In the data below, find every line that has the string "Béziers", and copy it.

--- Start ---

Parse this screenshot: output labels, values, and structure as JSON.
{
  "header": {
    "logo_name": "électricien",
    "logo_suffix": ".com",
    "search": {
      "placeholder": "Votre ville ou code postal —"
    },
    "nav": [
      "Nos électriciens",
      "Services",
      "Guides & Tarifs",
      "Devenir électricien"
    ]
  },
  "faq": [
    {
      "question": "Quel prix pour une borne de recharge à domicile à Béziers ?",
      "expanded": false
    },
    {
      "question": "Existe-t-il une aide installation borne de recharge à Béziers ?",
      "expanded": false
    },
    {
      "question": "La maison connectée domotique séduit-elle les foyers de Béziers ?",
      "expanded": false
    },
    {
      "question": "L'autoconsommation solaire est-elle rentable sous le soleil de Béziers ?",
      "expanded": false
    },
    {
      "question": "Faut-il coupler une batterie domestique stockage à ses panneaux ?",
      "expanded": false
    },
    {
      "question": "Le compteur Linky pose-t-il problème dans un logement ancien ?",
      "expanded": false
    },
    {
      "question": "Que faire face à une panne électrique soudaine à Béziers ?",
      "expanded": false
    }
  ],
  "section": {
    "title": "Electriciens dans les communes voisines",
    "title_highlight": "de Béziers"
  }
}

--- End ---

* **Solved exercise**
      "question": "Quel prix pour une borne de recharge à domicile à Béziers ?",
      "question": "Existe-t-il une aide installation borne de recharge à Béziers ?",
      "question": "La maison connectée domotique séduit-elle les foyers de Béziers ?",
      "question": "L'autoconsommation solaire est-elle rentable sous le soleil de Béziers ?",
      "question": "Que faire face à une panne électrique soudaine à Béziers ?",
    "title_highlight": "de Béziers"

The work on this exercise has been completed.